EXTRACTED MATERIAL:
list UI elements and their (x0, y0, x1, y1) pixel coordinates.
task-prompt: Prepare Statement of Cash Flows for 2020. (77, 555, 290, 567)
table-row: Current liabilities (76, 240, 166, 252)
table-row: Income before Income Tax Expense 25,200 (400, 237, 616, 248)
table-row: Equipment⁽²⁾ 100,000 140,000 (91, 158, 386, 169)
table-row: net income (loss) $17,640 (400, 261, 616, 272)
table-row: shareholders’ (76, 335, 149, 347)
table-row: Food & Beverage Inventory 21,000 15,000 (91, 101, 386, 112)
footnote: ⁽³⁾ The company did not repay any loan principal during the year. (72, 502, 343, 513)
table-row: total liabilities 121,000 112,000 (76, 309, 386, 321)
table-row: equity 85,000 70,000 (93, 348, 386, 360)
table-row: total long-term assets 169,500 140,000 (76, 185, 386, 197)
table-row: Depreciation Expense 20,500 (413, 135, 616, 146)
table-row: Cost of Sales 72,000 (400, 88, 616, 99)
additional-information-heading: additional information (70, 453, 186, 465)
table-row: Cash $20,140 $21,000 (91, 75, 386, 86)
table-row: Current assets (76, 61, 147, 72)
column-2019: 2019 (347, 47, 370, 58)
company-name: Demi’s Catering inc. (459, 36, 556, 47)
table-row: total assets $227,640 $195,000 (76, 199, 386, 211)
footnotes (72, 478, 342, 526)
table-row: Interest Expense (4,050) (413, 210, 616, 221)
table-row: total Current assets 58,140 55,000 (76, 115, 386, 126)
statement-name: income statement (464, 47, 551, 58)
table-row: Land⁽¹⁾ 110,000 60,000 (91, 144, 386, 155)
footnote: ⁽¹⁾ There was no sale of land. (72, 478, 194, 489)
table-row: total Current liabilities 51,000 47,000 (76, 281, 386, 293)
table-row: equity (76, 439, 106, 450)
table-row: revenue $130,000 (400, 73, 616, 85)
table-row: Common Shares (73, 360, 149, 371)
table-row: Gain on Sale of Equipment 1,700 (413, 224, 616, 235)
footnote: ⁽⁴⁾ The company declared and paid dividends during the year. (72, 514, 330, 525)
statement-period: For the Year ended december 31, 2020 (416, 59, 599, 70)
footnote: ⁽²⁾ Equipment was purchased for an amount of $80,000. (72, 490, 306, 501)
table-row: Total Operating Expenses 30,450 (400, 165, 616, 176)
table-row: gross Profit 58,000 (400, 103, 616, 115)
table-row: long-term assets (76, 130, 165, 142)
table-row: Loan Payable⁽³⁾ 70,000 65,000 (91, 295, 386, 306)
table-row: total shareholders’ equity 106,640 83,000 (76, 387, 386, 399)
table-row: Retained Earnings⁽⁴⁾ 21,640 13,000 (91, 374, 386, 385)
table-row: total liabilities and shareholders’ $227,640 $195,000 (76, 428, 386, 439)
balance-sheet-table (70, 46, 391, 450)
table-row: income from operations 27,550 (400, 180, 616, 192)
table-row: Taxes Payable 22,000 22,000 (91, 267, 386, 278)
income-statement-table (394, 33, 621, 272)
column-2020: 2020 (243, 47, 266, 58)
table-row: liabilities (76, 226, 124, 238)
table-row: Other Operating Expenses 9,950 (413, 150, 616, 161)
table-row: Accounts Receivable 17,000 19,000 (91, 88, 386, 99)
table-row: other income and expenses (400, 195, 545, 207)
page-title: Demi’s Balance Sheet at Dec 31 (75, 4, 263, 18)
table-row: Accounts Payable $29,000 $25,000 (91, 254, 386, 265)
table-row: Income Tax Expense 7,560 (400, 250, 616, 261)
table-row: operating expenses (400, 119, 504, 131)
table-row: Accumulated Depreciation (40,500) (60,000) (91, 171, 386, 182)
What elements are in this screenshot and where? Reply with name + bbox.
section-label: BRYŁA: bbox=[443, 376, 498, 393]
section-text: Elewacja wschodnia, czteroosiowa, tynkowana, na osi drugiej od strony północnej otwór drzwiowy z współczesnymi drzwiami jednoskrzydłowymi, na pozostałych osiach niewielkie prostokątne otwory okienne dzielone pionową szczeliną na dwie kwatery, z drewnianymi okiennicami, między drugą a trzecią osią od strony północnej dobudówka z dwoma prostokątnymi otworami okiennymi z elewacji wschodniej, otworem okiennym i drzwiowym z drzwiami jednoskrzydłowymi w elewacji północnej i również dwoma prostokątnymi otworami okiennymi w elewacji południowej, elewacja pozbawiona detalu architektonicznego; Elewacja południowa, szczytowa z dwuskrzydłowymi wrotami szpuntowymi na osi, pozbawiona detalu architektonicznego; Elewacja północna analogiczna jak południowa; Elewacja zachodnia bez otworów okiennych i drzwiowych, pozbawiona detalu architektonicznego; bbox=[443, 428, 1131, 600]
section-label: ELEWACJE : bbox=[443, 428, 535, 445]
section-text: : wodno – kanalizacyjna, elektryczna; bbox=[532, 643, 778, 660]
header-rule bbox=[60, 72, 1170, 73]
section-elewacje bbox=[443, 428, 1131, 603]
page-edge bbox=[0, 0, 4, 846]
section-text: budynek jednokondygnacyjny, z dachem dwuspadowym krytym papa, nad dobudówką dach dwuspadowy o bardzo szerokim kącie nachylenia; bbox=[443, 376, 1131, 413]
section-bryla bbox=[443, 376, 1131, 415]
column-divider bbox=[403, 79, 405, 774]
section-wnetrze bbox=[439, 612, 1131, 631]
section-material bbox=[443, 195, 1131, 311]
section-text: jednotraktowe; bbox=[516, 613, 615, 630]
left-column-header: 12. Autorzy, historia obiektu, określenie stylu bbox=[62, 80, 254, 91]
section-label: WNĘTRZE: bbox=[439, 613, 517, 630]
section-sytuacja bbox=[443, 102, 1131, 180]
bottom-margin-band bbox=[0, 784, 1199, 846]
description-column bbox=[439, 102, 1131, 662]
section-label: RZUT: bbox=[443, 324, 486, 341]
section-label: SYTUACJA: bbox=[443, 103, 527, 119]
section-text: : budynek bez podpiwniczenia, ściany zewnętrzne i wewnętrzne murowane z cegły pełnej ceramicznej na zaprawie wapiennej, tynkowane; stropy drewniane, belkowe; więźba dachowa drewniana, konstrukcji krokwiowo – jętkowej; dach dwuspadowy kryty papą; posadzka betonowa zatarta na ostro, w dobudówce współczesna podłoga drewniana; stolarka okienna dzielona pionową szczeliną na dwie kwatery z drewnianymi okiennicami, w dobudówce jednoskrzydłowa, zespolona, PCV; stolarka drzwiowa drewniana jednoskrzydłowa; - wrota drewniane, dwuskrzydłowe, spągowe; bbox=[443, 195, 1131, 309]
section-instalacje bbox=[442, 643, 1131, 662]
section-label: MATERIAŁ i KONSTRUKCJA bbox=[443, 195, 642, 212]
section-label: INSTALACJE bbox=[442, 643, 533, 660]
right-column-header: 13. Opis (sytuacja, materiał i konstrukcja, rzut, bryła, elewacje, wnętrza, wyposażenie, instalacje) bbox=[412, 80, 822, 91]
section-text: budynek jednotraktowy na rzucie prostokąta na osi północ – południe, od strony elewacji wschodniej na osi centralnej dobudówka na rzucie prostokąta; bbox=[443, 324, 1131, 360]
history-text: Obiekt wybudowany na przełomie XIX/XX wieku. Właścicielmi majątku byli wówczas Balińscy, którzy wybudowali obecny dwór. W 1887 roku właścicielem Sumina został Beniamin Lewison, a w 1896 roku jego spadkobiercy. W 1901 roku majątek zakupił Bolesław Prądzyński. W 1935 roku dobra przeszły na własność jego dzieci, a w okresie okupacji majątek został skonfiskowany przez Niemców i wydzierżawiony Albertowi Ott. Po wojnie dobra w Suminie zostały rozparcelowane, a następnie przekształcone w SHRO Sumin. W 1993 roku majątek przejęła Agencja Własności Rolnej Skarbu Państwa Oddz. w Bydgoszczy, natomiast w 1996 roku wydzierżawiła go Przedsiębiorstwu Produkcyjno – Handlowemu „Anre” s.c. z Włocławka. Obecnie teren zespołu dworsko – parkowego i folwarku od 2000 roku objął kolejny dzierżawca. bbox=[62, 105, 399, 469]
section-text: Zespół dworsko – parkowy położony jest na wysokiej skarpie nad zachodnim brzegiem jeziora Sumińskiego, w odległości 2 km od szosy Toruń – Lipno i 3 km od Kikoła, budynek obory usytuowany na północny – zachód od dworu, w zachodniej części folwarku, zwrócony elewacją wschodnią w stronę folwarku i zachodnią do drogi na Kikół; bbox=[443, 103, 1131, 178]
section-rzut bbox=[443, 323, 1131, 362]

WRITTEN EXERCISE: Retype the items from the beginning through the line containing "table-row: total long-term", both ends included.

EXPECTED ANSWER:
list UI elements and their (x0, y0, x1, y1) pixel coordinates.
task-prompt: Prepare Statement of Cash Flows for 2020. (77, 555, 290, 567)
table-row: Current liabilities (76, 240, 166, 252)
table-row: Income before Income Tax Expense 25,200 (400, 237, 616, 248)
table-row: Equipment⁽²⁾ 100,000 140,000 (91, 158, 386, 169)
table-row: net income (loss) $17,640 (400, 261, 616, 272)
table-row: shareholders’ (76, 335, 149, 347)
table-row: Food & Beverage Inventory 21,000 15,000 (91, 101, 386, 112)
footnote: ⁽³⁾ The company did not repay any loan principal during the year. (72, 502, 343, 513)
table-row: total liabilities 121,000 112,000 (76, 309, 386, 321)
table-row: equity 85,000 70,000 (93, 348, 386, 360)
table-row: total long-term assets 169,500 140,000 (76, 185, 386, 197)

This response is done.